=== Direction ===
For each line below that contains the string "datos", copy that line.

>> begin Available data

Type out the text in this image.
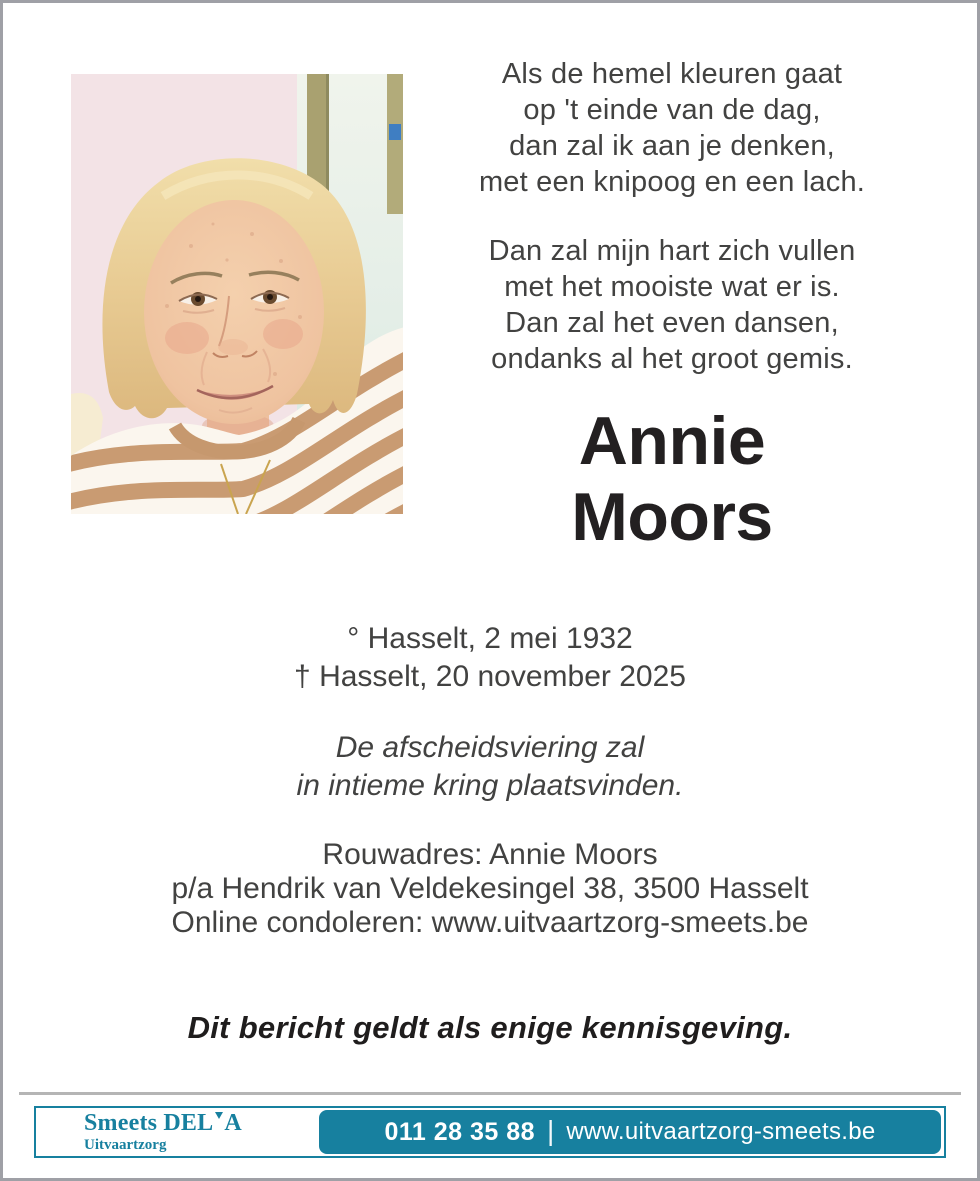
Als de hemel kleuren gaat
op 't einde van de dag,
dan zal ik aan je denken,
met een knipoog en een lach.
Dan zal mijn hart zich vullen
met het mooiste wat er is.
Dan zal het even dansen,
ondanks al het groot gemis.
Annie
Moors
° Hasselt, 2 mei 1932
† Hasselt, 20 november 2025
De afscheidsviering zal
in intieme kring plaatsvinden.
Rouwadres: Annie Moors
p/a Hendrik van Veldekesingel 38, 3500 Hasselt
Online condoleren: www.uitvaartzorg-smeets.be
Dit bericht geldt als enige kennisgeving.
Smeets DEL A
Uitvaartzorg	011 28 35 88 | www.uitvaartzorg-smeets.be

>> end Available data
>> begin Available data

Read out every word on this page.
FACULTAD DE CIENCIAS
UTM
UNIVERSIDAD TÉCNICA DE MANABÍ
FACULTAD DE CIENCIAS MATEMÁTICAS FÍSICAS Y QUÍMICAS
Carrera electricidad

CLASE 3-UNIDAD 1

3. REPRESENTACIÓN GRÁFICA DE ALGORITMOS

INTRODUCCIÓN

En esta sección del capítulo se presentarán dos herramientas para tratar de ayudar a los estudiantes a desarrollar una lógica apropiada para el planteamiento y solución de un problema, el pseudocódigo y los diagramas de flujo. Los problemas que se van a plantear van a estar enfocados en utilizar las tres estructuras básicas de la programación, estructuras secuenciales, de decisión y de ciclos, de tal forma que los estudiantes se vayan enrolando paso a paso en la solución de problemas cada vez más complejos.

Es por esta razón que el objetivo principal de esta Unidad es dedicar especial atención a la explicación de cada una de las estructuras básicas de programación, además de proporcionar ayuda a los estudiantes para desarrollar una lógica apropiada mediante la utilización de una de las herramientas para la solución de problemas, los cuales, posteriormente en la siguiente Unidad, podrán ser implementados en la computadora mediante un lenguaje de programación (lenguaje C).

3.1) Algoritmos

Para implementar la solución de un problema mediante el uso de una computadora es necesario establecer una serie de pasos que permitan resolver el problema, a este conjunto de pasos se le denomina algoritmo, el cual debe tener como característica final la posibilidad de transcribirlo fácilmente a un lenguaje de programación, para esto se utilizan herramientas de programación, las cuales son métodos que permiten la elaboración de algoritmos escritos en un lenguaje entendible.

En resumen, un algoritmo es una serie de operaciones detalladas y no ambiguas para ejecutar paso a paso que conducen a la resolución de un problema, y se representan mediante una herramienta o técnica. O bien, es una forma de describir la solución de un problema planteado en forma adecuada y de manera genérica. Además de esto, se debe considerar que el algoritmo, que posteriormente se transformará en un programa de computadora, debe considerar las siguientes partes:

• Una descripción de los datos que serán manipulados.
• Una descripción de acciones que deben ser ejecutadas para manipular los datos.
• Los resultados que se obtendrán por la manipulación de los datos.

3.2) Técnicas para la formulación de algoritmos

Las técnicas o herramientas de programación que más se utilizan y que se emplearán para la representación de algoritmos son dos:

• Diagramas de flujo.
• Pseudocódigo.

>> end Available data

=== Solution for this problem ===
• Una descripción de los datos que serán manipulados.
• Una descripción de acciones que deben ser ejecutadas para manipular los datos.
• Los resultados que se obtendrán por la manipulación de los datos.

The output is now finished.